Work required: Write each line of the entries below as a JSON array of strings, one string per line, and omit any blank lines.
'''
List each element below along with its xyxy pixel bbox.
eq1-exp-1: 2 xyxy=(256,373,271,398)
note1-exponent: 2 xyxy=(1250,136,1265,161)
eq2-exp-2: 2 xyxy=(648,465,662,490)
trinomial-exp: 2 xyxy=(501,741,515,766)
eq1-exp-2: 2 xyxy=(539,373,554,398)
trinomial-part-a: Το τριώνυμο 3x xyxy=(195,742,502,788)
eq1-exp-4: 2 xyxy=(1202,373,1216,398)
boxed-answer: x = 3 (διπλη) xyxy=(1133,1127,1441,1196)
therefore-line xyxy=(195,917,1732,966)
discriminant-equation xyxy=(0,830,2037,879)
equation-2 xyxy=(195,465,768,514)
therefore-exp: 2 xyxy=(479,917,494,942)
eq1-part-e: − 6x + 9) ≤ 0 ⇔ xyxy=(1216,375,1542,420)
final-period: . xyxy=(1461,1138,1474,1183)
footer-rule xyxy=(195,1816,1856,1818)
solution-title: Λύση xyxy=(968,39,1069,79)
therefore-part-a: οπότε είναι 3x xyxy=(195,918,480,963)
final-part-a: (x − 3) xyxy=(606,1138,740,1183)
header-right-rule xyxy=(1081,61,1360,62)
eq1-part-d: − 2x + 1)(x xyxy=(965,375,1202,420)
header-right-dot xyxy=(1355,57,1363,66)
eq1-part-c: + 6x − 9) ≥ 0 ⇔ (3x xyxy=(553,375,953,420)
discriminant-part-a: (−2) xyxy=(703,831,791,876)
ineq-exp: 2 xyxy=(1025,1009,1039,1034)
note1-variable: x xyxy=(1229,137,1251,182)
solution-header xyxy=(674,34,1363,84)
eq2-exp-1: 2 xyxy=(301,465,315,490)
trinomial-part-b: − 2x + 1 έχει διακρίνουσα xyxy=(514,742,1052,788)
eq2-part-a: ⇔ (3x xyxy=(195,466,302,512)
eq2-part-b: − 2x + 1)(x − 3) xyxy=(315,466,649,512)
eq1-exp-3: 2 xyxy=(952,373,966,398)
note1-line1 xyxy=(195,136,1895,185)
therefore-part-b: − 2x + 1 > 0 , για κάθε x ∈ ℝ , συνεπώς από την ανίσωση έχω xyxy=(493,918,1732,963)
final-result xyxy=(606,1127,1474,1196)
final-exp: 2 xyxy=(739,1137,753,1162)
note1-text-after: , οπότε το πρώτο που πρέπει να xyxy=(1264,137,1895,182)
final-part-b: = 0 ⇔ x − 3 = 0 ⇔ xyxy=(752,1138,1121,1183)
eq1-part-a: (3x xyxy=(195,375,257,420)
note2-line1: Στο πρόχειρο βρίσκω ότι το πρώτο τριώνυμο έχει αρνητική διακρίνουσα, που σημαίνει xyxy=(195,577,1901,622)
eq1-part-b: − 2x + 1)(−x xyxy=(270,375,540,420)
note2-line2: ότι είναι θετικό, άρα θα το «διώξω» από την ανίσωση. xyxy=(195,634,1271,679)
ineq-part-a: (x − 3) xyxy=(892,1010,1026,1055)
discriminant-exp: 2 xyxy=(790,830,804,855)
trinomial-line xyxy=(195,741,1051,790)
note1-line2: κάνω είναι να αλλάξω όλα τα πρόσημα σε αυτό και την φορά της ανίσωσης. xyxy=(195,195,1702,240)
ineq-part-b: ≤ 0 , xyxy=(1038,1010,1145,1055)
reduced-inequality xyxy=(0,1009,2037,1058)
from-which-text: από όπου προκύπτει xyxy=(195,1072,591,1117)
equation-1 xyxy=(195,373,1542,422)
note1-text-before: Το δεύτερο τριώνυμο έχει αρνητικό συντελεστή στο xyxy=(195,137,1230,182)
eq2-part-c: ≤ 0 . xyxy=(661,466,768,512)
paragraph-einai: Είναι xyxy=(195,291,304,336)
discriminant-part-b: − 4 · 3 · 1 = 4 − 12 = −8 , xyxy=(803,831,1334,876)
'''
Full response:
[
  "List each element below along with its xyxy pixel bbox.",
  "eq1-exp-1: 2 xyxy=(256,373,271,398)",
  "note1-exponent: 2 xyxy=(1250,136,1265,161)",
  "eq2-exp-2: 2 xyxy=(648,465,662,490)",
  "trinomial-exp: 2 xyxy=(501,741,515,766)",
  "eq1-exp-2: 2 xyxy=(539,373,554,398)",
  "trinomial-part-a: Το τριώνυμο 3x xyxy=(195,742,502,788)",
  "eq1-exp-4: 2 xyxy=(1202,373,1216,398)",
  "boxed-answer: x = 3 (διπλη) xyxy=(1133,1127,1441,1196)",
  "therefore-line xyxy=(195,917,1732,966)",
  "discriminant-equation xyxy=(0,830,2037,879)",
  "equation-2 xyxy=(195,465,768,514)",
  "therefore-exp: 2 xyxy=(479,917,494,942)",
  "eq1-part-e: − 6x + 9) ≤ 0 ⇔ xyxy=(1216,375,1542,420)",
  "final-period: . xyxy=(1461,1138,1474,1183)",
  "footer-rule xyxy=(195,1816,1856,1818)",
  "solution-title: Λύση xyxy=(968,39,1069,79)",
  "therefore-part-a: οπότε είναι 3x xyxy=(195,918,480,963)",
  "final-part-a: (x − 3) xyxy=(606,1138,740,1183)",
  "header-right-rule xyxy=(1081,61,1360,62)",
  "eq1-part-d: − 2x + 1)(x xyxy=(965,375,1202,420)",
  "header-right-dot xyxy=(1355,57,1363,66)",
  "eq1-part-c: + 6x − 9) ≥ 0 ⇔ (3x xyxy=(553,375,953,420)",
  "discriminant-part-a: (−2) xyxy=(703,831,791,876)",
  "ineq-exp: 2 xyxy=(1025,1009,1039,1034)",
  "note1-variable: x xyxy=(1229,137,1251,182)",
  "solution-header xyxy=(674,34,1363,84)",
  "eq2-exp-1: 2 xyxy=(301,465,315,490)",
  "trinomial-part-b: − 2x + 1 έχει διακρίνουσα xyxy=(514,742,1052,788)",
  "eq2-part-a: ⇔ (3x xyxy=(195,466,302,512)",
  "eq2-part-b: − 2x + 1)(x − 3) xyxy=(315,466,649,512)",
  "eq1-exp-3: 2 xyxy=(952,373,966,398)",
  "note1-line1 xyxy=(195,136,1895,185)",
  "therefore-part-b: − 2x + 1 > 0 , για κάθε x ∈ ℝ , συνεπώς από την ανίσωση έχω xyxy=(493,918,1732,963)",
  "final-result xyxy=(606,1127,1474,1196)",
  "final-exp: 2 xyxy=(739,1137,753,1162)",
  "note1-text-after: , οπότε το πρώτο που πρέπει να xyxy=(1264,137,1895,182)",
  "final-part-b: = 0 ⇔ x − 3 = 0 ⇔ xyxy=(752,1138,1121,1183)",
  "eq1-part-a: (3x xyxy=(195,375,257,420)",
  "note2-line1: Στο πρόχειρο βρίσκω ότι το πρώτο τριώνυμο έχει αρνητική διακρίνουσα, που σημαίνει xyxy=(195,577,1901,622)",
  "eq1-part-b: − 2x + 1)(−x xyxy=(270,375,540,420)",
  "note2-line2: ότι είναι θετικό, άρα θα το «διώξω» από την ανίσωση. xyxy=(195,634,1271,679)",
  "ineq-part-a: (x − 3) xyxy=(892,1010,1026,1055)",
  "discriminant-exp: 2 xyxy=(790,830,804,855)",
  "trinomial-line xyxy=(195,741,1051,790)",
  "note1-line2: κάνω είναι να αλλάξω όλα τα πρόσημα σε αυτό και την φορά της ανίσωσης. xyxy=(195,195,1702,240)",
  "ineq-part-b: ≤ 0 , xyxy=(1038,1010,1145,1055)",
  "reduced-inequality xyxy=(0,1009,2037,1058)",
  "from-which-text: από όπου προκύπτει xyxy=(195,1072,591,1117)",
  "equation-1 xyxy=(195,373,1542,422)",
  "note1-text-before: Το δεύτερο τριώνυμο έχει αρνητικό συντελεστή στο xyxy=(195,137,1230,182)",
  "eq2-part-c: ≤ 0 . xyxy=(661,466,768,512)",
  "paragraph-einai: Είναι xyxy=(195,291,304,336)",
  "discriminant-part-b: − 4 · 3 · 1 = 4 − 12 = −8 , xyxy=(803,831,1334,876)"
]